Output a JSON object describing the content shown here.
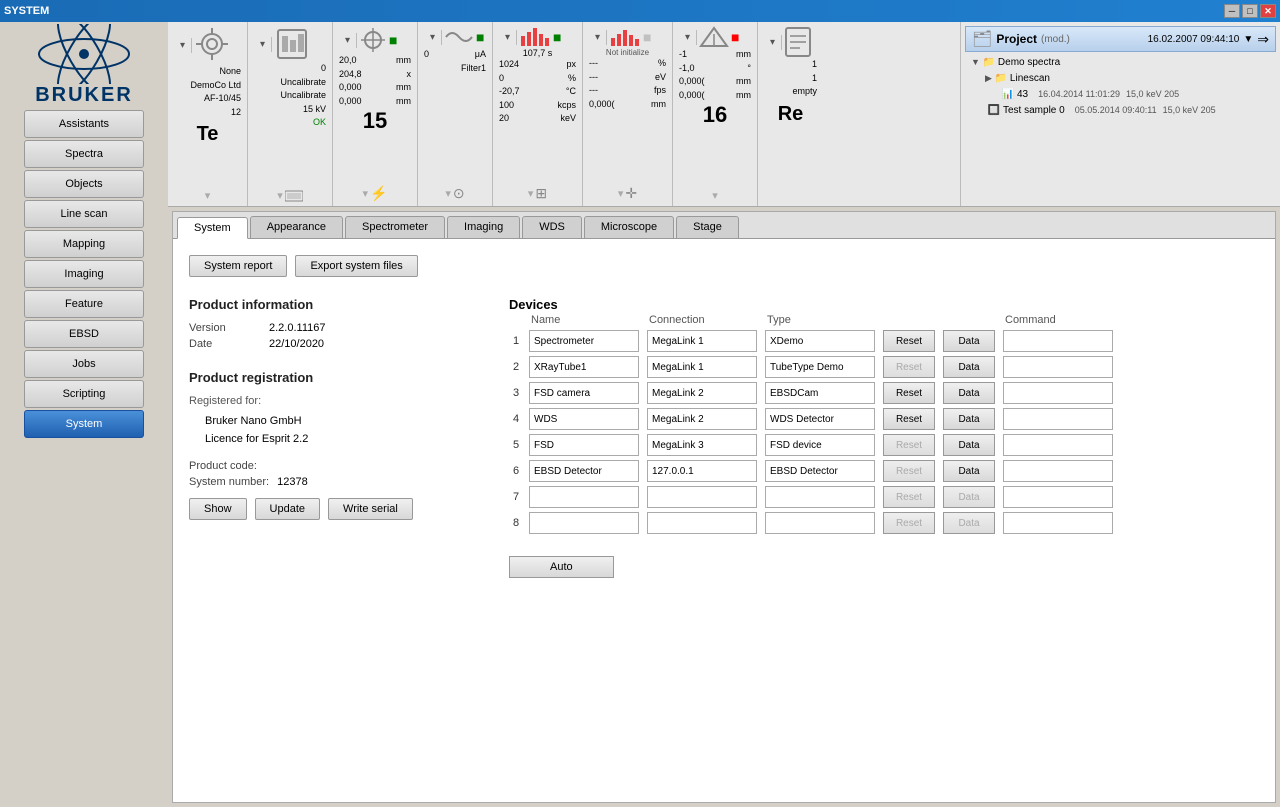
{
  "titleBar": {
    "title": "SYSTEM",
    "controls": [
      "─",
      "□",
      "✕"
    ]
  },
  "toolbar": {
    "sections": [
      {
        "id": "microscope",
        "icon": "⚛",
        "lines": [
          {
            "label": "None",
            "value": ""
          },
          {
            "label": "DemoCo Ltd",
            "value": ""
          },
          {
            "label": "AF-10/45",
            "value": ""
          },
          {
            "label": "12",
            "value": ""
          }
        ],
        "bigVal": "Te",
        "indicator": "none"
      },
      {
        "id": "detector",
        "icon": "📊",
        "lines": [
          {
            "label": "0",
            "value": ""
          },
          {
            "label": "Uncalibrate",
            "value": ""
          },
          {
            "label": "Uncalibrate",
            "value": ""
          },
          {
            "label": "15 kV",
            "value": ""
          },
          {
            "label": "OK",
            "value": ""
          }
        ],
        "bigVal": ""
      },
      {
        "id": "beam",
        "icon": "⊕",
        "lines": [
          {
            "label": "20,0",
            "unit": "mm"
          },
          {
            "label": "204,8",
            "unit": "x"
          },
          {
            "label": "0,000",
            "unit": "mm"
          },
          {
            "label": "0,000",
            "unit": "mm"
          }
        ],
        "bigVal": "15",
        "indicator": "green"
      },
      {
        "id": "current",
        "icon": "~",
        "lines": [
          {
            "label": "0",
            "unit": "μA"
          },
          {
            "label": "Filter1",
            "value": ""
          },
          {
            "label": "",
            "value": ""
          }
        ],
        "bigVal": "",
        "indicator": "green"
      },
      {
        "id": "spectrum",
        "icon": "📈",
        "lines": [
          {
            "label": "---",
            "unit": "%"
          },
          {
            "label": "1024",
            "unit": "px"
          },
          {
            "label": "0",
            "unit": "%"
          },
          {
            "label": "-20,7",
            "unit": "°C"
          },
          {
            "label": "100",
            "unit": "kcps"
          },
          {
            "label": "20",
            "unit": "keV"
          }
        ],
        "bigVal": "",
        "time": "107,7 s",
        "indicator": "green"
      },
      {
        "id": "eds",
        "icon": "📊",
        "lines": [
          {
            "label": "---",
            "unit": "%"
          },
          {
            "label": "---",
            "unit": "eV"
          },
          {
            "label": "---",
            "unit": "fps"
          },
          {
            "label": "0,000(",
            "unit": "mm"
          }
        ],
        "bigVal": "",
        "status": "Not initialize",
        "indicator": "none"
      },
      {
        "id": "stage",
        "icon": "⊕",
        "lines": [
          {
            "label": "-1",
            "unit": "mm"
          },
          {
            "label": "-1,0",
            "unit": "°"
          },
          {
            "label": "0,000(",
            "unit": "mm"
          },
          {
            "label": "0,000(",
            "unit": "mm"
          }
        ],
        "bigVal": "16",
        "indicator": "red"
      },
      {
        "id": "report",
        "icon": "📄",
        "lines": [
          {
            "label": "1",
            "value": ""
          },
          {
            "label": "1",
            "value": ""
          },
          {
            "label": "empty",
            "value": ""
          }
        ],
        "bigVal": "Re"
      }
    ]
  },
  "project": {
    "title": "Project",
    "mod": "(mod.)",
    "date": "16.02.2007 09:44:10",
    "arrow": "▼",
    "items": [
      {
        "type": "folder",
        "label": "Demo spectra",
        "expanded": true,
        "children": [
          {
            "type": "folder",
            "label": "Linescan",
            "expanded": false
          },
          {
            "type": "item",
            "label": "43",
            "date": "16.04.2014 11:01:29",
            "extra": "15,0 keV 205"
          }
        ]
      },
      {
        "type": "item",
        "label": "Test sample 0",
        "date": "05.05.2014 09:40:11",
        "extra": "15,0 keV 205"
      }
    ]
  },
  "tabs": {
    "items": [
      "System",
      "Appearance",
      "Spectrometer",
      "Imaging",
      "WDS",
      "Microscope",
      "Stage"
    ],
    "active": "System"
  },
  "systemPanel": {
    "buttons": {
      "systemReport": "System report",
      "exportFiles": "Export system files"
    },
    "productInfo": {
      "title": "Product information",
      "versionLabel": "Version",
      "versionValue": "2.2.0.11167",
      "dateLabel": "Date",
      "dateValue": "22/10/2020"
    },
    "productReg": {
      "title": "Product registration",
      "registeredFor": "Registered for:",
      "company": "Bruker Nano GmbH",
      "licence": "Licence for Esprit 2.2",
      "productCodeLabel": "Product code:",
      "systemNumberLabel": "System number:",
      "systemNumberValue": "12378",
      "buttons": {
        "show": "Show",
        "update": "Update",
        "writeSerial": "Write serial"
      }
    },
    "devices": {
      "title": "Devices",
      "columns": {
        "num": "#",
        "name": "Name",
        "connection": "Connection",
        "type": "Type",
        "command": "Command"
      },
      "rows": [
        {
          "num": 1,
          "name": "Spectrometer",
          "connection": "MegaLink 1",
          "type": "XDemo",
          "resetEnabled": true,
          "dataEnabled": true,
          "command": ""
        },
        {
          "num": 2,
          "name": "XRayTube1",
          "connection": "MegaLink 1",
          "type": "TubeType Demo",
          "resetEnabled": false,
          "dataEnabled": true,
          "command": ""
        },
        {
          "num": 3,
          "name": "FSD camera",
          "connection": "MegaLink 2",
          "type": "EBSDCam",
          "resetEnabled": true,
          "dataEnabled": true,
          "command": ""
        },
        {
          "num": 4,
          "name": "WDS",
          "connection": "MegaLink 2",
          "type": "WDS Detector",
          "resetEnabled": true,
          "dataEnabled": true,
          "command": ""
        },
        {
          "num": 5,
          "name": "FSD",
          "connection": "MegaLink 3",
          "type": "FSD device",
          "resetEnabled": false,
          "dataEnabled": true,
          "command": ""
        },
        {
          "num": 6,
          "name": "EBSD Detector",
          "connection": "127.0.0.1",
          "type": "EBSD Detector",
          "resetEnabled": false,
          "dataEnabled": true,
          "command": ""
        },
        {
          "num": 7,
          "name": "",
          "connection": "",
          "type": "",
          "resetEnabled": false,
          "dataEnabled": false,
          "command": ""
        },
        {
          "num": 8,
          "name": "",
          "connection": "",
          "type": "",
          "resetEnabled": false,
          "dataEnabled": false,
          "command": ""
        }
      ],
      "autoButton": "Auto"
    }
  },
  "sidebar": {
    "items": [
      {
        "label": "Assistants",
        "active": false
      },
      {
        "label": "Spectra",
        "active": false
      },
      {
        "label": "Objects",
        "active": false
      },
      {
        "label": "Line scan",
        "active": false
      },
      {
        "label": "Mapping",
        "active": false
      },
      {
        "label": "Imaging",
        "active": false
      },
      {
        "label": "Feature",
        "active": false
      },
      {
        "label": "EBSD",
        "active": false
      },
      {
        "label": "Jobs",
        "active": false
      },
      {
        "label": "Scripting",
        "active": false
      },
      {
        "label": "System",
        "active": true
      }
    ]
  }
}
---
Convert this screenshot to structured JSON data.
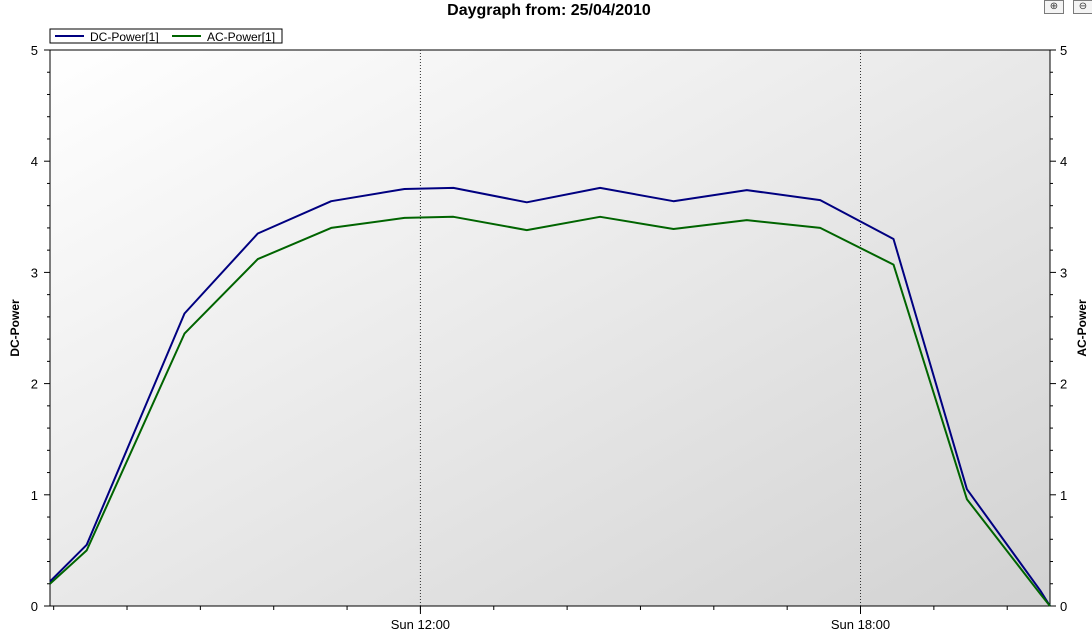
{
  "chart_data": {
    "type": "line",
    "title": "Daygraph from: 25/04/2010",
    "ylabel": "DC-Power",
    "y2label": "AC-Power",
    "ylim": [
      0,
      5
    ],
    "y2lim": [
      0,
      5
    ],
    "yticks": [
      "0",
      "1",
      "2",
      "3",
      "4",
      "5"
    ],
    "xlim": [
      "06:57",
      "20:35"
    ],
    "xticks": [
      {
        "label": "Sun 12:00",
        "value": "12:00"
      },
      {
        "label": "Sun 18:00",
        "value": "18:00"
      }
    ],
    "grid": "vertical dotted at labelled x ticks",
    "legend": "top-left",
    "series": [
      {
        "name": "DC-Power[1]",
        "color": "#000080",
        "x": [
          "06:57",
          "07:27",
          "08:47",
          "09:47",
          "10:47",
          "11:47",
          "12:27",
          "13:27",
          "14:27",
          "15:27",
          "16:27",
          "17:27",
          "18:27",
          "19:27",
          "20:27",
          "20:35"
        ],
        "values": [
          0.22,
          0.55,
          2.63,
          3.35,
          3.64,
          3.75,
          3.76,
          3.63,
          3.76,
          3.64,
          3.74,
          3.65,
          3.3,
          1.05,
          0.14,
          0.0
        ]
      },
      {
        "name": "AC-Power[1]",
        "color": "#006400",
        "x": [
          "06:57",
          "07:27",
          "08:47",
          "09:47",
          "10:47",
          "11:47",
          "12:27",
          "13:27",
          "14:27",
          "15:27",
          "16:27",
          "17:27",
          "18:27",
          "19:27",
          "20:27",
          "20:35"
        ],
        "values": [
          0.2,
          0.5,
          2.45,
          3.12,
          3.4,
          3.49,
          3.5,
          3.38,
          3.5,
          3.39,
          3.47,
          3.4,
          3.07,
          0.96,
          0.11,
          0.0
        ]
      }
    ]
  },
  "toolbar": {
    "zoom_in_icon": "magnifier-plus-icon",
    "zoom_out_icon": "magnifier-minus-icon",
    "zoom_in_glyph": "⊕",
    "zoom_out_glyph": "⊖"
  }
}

§ PROBLEM TO SOLVE: Search the entries for the word "Power" and pick out every line that holds it.

§ COMPLETE ANSWER:
    "ylabel": "DC-Power",
    "y2label": "AC-Power",
        "name": "DC-Power[1]",
        "name": "AC-Power[1]",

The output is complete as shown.